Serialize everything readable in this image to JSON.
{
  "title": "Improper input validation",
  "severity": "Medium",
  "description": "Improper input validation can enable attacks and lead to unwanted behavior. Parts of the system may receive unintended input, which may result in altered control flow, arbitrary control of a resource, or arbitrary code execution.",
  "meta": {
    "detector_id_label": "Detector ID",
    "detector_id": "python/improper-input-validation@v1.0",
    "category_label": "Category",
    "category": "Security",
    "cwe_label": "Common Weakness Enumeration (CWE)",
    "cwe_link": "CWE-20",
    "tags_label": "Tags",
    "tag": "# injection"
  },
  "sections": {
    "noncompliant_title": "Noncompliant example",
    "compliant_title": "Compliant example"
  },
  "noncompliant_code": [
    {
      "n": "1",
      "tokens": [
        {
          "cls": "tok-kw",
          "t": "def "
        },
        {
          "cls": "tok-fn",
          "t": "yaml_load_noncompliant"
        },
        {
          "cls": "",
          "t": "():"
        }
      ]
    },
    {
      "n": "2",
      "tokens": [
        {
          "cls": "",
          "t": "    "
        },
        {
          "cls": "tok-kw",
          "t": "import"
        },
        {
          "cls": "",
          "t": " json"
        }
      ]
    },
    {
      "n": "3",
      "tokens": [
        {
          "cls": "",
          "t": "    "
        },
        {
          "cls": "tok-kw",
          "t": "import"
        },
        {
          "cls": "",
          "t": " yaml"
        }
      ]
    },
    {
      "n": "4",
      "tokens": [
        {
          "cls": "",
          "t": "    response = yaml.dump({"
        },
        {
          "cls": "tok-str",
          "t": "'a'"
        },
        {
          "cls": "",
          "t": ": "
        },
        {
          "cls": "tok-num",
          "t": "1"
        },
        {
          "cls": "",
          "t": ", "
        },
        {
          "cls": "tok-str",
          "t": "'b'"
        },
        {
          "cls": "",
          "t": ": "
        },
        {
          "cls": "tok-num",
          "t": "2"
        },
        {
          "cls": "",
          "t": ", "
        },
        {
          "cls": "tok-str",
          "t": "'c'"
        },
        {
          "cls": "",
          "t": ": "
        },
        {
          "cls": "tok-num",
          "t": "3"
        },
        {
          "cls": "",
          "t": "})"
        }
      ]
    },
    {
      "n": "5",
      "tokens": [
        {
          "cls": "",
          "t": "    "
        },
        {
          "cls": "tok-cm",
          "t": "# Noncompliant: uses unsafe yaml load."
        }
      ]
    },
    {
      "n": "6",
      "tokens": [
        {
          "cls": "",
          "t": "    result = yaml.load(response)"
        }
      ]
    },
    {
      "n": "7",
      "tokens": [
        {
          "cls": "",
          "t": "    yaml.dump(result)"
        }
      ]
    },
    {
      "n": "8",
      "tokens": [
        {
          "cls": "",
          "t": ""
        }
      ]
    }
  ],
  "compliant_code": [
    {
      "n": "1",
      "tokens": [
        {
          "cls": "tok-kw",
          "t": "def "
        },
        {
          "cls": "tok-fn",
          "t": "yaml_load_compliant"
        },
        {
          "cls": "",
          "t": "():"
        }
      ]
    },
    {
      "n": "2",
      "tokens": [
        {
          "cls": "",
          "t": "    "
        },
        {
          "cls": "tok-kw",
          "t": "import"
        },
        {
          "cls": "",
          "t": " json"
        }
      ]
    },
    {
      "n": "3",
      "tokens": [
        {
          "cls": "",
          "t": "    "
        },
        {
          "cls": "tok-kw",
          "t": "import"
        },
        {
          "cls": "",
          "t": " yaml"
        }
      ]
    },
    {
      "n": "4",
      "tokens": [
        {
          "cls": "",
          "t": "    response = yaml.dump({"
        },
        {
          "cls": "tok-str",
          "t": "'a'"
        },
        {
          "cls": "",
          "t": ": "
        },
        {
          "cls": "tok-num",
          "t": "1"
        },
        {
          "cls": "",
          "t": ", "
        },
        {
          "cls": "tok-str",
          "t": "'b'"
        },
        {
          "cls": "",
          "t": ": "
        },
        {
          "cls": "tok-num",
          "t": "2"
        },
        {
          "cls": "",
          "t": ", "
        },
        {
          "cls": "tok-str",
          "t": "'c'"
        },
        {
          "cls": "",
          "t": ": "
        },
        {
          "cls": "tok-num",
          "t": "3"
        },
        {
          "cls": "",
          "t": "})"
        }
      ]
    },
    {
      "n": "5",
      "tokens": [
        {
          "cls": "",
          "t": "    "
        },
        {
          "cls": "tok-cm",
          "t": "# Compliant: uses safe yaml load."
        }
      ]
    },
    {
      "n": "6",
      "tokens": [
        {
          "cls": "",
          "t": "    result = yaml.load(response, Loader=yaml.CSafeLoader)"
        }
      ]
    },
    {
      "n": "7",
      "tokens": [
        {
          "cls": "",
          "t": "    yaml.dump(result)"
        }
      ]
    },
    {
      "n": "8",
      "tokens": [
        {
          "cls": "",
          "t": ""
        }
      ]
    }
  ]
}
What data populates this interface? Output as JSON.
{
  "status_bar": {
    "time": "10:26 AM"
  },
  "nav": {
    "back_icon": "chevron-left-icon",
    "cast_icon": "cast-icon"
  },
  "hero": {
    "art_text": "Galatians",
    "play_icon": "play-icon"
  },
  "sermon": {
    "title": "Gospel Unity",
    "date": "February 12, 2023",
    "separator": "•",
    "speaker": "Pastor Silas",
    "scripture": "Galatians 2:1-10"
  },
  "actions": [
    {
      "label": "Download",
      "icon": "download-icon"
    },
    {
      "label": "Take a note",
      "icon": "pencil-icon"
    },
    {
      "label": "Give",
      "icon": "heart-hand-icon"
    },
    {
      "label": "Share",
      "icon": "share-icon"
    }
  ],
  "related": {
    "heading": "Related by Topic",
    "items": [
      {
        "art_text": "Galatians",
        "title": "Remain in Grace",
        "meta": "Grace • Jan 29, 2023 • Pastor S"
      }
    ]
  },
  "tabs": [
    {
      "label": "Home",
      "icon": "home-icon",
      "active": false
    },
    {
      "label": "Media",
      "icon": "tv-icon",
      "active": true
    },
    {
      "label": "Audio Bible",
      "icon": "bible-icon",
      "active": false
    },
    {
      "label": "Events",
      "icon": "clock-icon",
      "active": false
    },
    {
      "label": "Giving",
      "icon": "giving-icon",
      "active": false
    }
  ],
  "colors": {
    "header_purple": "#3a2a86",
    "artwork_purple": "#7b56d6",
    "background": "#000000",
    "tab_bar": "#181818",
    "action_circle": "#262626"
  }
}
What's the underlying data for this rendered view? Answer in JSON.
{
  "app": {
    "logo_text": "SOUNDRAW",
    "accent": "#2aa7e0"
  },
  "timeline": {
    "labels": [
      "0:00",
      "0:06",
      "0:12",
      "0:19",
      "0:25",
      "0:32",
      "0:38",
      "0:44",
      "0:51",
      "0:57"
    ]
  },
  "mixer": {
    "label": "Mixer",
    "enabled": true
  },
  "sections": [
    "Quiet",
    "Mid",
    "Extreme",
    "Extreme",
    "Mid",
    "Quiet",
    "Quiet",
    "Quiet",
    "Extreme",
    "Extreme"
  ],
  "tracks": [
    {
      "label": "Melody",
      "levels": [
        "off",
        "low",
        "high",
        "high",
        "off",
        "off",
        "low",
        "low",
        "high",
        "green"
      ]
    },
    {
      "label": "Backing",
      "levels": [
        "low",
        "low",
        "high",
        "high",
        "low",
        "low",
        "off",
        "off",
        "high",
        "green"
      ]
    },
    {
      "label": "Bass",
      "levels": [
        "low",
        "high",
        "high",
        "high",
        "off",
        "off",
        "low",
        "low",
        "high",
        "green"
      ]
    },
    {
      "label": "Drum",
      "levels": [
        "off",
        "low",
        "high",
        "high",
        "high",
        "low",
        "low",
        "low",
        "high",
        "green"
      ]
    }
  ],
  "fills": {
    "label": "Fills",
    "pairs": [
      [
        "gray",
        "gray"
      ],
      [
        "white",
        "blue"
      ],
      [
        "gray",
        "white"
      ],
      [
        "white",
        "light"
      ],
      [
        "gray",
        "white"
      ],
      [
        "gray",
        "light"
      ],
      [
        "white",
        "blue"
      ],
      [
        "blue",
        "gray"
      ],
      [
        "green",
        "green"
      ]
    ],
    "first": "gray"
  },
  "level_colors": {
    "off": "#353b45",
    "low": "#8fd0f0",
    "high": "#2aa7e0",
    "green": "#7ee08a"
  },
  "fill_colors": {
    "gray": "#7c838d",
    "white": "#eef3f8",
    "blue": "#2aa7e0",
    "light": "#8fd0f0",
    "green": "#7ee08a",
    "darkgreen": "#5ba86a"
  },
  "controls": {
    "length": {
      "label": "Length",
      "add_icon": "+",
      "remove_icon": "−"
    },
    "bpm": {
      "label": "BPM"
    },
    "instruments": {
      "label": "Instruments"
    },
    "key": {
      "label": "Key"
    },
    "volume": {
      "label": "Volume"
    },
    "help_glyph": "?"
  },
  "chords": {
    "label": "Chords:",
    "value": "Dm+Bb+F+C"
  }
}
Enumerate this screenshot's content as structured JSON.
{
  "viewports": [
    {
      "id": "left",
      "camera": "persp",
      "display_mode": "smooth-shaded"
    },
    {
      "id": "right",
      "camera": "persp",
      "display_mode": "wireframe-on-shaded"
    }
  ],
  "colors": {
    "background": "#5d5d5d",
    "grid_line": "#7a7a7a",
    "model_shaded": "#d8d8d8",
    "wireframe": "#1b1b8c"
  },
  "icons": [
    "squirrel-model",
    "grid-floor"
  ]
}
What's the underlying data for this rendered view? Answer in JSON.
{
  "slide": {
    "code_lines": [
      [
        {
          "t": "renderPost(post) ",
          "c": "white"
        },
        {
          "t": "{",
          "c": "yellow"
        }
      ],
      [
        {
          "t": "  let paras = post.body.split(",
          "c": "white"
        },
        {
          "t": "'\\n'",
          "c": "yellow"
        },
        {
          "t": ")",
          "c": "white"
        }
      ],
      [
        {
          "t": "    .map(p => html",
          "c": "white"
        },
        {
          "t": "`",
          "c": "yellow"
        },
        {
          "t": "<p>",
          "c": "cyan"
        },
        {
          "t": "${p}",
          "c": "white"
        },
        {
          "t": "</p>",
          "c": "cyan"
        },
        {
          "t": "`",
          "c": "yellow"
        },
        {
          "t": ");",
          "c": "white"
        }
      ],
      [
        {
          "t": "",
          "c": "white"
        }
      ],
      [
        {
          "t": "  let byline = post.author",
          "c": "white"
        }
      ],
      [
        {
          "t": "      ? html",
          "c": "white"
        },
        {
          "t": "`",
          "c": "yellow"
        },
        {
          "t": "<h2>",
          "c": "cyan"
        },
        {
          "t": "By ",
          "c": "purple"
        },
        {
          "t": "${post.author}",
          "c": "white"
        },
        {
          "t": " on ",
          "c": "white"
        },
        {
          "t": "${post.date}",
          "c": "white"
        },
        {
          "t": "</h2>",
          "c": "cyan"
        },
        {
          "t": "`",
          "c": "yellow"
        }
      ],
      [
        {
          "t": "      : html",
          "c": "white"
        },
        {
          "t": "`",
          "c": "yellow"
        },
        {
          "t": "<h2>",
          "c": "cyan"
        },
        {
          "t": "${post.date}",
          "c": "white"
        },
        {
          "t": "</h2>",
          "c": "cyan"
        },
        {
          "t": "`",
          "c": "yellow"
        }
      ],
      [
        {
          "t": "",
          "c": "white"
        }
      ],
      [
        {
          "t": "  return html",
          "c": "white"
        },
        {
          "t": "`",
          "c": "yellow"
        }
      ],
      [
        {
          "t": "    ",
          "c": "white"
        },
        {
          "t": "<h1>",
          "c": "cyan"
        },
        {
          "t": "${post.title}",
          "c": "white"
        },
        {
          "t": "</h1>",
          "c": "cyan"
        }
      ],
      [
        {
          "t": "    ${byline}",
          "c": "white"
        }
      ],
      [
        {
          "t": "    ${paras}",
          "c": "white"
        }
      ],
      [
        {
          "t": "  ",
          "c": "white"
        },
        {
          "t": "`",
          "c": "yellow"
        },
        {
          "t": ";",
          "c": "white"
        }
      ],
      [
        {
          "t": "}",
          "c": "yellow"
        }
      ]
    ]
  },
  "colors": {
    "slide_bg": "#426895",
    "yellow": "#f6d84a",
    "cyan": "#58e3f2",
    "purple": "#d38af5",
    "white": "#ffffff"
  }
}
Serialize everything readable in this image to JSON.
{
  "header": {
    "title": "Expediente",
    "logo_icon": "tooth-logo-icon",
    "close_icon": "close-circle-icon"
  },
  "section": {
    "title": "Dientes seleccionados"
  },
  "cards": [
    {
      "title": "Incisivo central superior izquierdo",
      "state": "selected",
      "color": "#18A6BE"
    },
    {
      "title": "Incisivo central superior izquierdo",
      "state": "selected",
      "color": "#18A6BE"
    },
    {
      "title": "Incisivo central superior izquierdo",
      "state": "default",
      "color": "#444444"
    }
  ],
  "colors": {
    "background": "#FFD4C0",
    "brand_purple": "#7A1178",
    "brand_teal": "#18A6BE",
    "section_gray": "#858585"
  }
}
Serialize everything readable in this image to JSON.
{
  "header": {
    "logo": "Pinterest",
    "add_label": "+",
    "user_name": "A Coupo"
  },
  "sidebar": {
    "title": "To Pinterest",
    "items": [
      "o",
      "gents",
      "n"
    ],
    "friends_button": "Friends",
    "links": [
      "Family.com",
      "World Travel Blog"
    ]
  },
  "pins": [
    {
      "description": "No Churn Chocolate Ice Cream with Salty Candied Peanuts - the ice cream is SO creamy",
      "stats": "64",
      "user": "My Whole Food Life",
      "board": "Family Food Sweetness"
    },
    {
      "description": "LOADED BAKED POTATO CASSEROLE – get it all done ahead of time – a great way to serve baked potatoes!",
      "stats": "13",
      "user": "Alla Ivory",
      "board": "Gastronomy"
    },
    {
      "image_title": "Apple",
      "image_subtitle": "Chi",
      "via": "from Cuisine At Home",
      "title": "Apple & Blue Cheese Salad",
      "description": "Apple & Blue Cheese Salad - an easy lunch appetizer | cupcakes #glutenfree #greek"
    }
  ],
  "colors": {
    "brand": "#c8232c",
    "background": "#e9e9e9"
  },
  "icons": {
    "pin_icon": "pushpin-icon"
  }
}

Task: Return only those lines of the records that contain the string "board".

Answer below:
      "board": "Family Food Sweetness"
      "board": "Gastronomy"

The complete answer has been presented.